(Collection entries)
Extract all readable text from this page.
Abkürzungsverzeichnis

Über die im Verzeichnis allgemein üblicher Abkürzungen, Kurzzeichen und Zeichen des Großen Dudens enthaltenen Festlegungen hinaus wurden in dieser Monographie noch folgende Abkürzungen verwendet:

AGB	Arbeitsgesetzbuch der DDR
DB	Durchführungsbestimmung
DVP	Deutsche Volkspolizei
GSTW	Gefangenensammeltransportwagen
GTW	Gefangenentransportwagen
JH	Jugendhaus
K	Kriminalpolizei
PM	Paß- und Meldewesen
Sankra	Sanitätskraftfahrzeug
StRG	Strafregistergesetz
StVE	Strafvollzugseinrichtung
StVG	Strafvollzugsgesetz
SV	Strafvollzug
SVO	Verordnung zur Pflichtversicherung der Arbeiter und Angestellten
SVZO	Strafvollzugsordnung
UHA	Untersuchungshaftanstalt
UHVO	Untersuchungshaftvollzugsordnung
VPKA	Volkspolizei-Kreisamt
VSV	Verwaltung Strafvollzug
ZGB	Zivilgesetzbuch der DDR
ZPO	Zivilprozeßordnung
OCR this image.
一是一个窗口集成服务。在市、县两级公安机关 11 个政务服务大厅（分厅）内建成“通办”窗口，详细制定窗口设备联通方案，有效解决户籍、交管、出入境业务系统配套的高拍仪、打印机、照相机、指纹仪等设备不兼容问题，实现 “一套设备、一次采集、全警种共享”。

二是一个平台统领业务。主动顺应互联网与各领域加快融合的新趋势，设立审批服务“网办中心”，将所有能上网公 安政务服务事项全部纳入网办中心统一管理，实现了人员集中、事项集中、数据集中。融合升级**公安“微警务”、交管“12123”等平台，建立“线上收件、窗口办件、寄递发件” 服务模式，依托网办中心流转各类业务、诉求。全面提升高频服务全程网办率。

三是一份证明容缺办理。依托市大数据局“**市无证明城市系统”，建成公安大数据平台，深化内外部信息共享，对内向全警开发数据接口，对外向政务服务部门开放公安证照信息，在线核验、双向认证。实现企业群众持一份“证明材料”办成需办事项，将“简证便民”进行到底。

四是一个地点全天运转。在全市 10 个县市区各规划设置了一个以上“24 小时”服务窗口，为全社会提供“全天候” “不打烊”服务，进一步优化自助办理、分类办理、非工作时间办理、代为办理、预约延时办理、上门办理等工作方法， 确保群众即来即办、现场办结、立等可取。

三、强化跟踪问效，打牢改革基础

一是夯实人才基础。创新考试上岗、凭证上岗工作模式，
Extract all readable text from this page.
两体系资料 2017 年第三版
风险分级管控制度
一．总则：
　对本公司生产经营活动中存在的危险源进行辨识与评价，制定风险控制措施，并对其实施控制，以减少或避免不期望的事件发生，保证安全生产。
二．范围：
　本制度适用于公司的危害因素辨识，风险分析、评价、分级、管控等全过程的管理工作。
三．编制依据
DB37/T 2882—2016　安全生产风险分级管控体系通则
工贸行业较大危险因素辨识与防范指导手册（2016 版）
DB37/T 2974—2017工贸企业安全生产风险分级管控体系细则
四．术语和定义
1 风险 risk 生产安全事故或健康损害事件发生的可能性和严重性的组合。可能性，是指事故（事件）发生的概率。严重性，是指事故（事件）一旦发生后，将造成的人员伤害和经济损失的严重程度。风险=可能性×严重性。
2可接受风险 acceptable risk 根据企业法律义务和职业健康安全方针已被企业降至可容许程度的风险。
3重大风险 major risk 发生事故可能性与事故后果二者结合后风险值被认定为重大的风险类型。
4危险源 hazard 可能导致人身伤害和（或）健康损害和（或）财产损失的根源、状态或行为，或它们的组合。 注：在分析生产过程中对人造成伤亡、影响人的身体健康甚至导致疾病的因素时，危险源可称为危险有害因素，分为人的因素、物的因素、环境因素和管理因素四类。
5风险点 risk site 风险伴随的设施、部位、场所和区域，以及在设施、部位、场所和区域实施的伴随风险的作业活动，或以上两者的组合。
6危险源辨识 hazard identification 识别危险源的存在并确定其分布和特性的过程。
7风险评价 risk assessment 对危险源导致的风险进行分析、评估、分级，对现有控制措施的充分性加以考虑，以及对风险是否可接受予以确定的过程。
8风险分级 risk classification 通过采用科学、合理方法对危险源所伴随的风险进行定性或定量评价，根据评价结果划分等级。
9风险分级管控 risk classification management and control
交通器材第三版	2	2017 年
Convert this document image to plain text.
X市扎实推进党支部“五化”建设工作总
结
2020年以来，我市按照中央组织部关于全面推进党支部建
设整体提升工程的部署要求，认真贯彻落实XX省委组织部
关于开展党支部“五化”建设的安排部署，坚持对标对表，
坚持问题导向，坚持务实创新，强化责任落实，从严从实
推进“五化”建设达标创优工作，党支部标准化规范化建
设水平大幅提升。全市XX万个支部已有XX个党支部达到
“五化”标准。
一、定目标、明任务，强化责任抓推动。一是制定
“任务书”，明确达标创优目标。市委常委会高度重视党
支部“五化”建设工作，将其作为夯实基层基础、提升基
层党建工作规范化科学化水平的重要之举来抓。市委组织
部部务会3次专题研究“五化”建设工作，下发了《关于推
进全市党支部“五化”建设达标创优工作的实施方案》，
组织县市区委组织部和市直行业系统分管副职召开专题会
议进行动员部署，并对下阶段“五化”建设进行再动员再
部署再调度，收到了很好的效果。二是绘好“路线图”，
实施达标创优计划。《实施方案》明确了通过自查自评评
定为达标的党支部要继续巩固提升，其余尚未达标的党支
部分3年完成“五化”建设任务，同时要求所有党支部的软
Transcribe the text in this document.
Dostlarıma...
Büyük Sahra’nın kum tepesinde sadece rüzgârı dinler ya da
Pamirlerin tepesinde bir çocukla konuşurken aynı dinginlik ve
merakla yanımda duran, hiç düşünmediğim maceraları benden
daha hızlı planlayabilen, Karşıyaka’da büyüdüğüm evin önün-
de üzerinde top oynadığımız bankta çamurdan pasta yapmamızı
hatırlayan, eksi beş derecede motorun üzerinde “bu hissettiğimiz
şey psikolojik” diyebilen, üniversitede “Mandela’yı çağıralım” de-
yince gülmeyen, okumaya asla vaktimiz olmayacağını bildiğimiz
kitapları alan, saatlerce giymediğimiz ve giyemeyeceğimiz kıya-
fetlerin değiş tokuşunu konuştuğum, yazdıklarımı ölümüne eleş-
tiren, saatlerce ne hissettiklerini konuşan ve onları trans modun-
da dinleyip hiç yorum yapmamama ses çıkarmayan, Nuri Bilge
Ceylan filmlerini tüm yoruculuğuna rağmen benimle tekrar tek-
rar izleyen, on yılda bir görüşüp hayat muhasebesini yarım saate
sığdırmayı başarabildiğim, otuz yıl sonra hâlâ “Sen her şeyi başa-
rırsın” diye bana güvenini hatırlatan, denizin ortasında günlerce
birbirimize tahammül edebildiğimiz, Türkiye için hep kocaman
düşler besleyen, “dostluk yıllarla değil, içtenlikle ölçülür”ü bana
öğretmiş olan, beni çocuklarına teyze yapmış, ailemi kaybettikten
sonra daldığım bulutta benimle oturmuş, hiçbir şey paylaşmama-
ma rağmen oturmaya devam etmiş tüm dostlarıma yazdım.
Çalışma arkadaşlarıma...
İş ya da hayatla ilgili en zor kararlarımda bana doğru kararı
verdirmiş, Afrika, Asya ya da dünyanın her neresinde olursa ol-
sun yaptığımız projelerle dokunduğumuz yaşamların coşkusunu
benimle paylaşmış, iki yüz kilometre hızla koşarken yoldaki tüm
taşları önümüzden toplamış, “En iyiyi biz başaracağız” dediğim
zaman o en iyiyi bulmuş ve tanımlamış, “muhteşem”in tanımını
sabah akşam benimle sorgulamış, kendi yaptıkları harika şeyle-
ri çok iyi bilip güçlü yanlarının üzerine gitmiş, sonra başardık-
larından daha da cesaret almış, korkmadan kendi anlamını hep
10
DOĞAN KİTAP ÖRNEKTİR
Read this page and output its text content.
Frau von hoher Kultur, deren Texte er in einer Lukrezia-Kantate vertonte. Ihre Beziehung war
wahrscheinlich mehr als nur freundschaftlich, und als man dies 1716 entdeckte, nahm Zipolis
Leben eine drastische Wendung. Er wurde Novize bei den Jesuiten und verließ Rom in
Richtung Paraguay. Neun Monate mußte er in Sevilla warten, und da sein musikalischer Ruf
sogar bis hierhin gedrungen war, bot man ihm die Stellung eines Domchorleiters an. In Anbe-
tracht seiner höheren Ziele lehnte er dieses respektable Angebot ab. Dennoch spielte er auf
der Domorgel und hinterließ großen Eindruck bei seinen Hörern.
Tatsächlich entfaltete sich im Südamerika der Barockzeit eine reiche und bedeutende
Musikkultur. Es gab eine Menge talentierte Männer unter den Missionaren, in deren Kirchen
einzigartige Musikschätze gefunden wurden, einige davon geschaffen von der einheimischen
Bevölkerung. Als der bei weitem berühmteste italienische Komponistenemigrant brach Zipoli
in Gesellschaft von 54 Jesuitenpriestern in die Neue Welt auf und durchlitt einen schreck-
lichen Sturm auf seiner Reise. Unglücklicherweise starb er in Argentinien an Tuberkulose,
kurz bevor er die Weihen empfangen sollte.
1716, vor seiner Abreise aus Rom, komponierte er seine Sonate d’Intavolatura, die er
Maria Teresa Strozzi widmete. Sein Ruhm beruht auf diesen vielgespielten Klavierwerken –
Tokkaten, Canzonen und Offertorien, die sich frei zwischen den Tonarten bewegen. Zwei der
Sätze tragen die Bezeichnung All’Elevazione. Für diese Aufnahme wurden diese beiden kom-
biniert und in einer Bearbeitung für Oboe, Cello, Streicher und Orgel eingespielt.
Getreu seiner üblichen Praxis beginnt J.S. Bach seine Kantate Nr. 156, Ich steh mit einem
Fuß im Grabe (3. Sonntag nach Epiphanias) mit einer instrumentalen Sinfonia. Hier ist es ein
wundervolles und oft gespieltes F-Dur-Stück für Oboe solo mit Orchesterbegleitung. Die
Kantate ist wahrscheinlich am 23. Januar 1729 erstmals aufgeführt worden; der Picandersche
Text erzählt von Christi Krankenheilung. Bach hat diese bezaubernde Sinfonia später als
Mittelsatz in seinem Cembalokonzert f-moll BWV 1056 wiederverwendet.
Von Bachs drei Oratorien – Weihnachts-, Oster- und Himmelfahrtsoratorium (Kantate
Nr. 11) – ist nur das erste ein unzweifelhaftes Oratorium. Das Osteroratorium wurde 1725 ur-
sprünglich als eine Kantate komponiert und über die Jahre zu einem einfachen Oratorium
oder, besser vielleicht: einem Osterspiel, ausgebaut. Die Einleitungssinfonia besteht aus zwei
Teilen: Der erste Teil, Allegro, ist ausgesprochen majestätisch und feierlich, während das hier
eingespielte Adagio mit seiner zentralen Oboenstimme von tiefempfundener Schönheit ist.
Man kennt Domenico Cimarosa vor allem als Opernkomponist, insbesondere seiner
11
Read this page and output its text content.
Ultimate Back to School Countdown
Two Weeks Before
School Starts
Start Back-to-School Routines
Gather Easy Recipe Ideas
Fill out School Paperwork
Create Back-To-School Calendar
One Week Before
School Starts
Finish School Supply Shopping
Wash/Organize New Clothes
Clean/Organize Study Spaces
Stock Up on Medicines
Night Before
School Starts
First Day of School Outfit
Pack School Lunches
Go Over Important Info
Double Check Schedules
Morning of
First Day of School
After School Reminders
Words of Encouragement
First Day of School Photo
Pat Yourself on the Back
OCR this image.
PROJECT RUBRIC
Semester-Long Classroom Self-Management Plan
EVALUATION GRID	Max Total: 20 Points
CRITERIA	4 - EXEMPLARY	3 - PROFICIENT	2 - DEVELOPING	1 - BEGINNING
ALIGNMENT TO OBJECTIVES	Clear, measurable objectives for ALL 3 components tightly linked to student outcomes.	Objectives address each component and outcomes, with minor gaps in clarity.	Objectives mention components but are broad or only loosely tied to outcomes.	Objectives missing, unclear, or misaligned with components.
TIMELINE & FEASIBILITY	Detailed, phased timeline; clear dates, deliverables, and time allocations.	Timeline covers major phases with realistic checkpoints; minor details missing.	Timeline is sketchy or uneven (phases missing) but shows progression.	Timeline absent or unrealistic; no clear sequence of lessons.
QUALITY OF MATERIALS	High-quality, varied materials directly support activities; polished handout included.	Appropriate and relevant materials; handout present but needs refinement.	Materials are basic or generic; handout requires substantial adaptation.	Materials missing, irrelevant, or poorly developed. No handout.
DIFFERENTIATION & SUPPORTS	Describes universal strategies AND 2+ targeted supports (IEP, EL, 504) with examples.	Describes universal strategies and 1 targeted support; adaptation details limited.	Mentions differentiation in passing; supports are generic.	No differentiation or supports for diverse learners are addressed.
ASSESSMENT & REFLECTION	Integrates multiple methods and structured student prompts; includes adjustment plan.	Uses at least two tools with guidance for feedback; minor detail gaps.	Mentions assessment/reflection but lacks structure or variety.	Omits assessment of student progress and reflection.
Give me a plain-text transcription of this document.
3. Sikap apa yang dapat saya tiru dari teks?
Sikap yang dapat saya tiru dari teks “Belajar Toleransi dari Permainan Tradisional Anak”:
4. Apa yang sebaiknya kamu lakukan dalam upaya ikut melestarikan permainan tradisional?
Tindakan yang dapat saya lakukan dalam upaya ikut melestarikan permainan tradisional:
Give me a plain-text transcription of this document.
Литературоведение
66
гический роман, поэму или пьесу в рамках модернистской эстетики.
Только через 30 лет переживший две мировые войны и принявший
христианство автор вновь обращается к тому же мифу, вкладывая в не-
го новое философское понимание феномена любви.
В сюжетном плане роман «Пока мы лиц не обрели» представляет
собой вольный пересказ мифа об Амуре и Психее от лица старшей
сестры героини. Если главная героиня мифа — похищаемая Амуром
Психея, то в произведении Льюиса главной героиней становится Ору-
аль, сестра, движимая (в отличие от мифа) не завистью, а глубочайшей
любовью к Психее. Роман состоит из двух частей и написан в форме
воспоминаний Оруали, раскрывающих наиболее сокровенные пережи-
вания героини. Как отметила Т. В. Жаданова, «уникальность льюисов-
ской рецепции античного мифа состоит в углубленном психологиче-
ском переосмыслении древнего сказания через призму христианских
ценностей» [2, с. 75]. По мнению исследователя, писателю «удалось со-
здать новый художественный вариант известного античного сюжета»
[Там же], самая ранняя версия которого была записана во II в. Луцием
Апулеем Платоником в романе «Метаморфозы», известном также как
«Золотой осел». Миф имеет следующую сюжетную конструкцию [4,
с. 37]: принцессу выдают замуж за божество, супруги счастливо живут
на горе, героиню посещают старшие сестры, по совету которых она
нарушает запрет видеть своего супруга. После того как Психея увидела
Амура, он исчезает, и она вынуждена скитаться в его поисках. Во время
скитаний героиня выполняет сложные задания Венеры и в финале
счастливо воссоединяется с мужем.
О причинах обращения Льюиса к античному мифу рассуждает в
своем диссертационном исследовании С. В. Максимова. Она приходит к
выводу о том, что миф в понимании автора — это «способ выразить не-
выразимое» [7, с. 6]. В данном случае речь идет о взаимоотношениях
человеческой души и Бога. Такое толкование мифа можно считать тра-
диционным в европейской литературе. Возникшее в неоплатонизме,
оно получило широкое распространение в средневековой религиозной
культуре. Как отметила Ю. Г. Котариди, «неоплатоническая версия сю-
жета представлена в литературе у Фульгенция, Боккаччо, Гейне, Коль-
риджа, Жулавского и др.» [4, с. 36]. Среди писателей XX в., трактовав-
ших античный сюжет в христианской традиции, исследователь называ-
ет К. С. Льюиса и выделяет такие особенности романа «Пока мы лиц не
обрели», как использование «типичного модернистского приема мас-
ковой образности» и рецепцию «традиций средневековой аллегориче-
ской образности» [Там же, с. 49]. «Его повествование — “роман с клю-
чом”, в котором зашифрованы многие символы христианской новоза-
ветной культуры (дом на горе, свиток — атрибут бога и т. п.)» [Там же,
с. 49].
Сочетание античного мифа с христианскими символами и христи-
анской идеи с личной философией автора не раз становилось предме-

• TASK TO CARRY OUT
Count the lines in which the string "generic" appears, then report only that figure.

• RIGHT ANSWER
2